— READING PASSAGE —
● ● ● ● ●

NEW: Son says woman was trying to get through the high water but couldn't physically make it
NEW: Body of a sixth person, from separate incident, found Saturday
Two planes were damaged by winds at Austin-Bergstrom International Airport
By the time Lenda Asberry and her four grandchildren tried to leave home in the dark of night, rapidly rising floodwaters already were up to the roof, police in eastern Texas say – too late, it turned out, for a safe escape.
Asberry, 64, and her grandchildren, ages 6 to 9, died early Saturday after being swept away by floodwaters in Palestine, police said. It was part of a system of severe storms that left one other person missing, damaged dozens of homes and threatened more flash-flooding in storm-weary Texas and other parts of the South.
“They were talking to her telling her to come this way, come this way keep walking,” Asberry’s son, Doniell Hudnall, told CNN affiliate KLTV. “They say she was trying and once she took so many steps or whatever. I guess she got weak.”
Asberry’s nephew Derrick Asberry told the station she was trying to help the small children to safety.

● ● ● ● ●

— MATERIAL SUPPLIED —
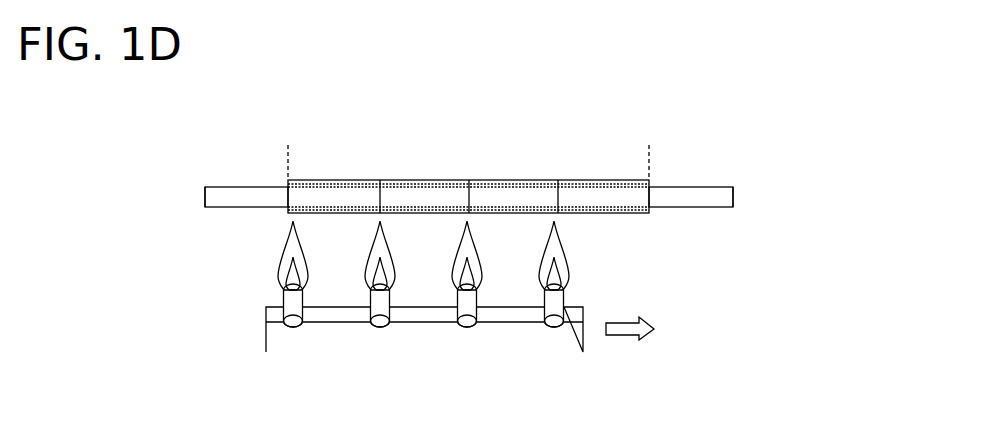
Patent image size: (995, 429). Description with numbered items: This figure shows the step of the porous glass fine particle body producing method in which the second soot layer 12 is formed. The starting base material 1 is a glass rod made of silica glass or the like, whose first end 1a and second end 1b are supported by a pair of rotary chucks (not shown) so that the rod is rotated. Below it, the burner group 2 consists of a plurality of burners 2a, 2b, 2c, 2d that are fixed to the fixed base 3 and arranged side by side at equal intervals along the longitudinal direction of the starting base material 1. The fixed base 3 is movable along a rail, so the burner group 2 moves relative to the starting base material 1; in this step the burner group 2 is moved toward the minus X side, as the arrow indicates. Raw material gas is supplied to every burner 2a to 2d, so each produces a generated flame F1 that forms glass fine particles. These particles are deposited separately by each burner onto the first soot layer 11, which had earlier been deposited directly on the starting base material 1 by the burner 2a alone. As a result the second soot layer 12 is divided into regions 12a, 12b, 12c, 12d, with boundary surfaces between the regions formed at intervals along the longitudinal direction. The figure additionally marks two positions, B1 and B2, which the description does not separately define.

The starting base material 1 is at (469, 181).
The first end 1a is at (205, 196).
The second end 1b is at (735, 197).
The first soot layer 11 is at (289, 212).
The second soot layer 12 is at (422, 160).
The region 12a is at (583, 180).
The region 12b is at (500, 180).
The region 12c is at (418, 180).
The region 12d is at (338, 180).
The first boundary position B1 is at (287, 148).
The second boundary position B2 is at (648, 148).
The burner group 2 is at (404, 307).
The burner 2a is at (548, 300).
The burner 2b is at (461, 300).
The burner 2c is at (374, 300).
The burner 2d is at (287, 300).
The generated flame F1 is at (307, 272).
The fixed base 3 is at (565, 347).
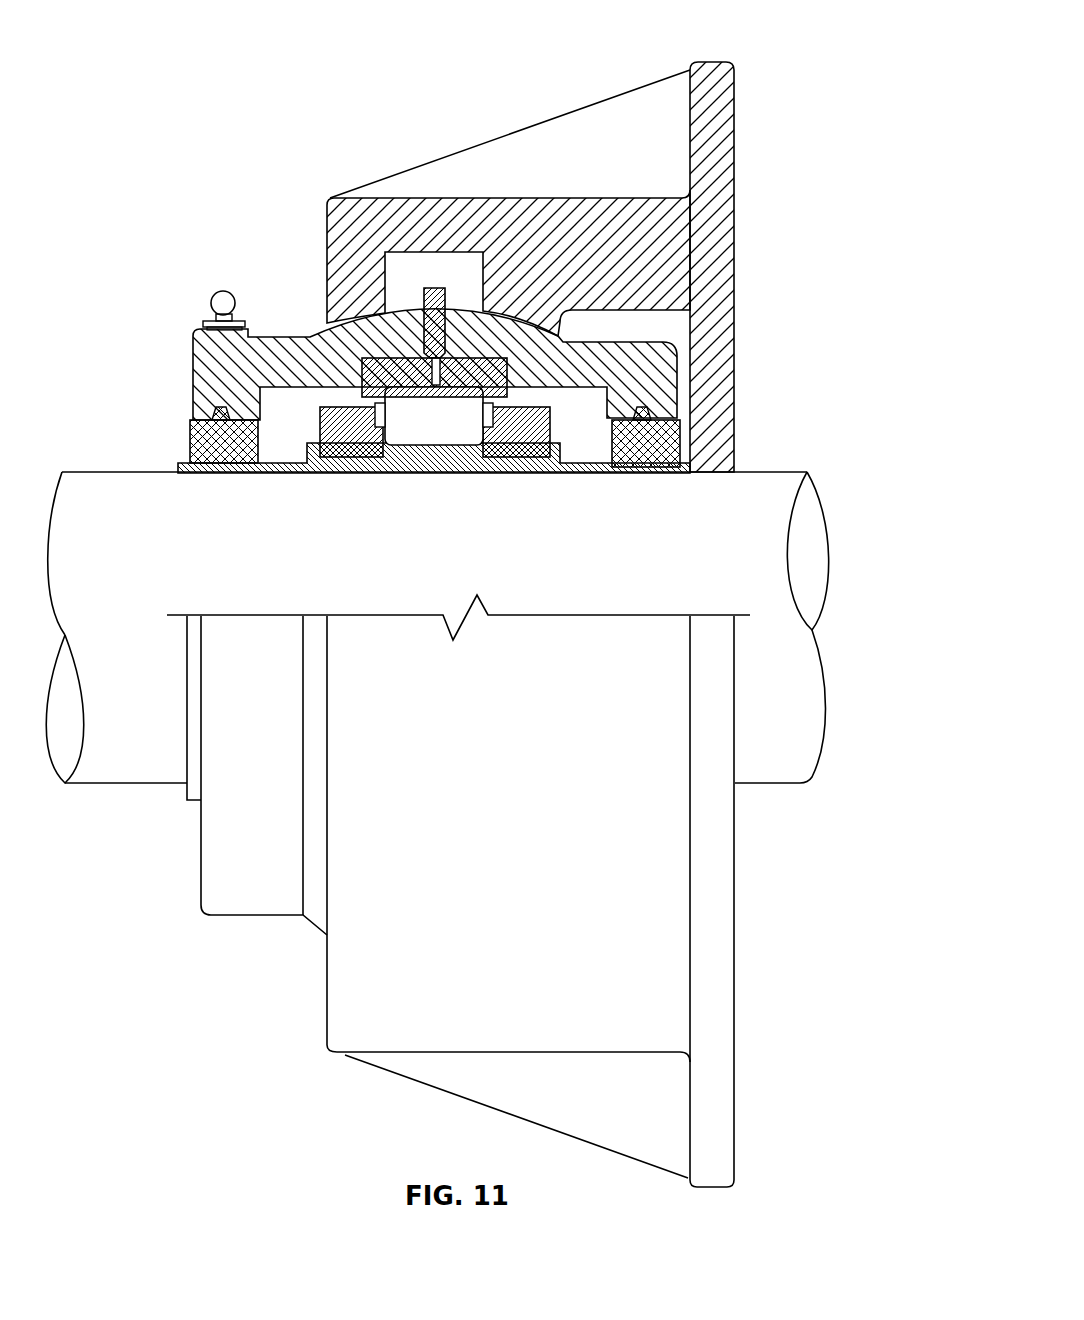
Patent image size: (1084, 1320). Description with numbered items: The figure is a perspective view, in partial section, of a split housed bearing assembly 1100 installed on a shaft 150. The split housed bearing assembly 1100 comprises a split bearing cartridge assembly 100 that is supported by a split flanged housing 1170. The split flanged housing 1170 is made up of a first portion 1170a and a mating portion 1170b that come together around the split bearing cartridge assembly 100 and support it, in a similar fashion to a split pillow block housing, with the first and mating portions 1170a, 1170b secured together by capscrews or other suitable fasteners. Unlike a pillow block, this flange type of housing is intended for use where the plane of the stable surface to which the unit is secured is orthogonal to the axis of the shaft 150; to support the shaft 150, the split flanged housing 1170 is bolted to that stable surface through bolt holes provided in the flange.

● ● ● ● ●

— SET EXERCISE —
Reproduce the Texas flood article verbatim, starting at the words "Asberry, 64, and" and ending after "of the South.".

— SOLUTION TO THE PROBLEM —
Asberry, 64, and her grandchildren, ages 6 to 9, died early Saturday after being swept away by floodwaters in Palestine, police said. It was part of a system of severe storms that left one other person missing, damaged dozens of homes and threatened more flash-flooding in storm-weary Texas and other parts of the South.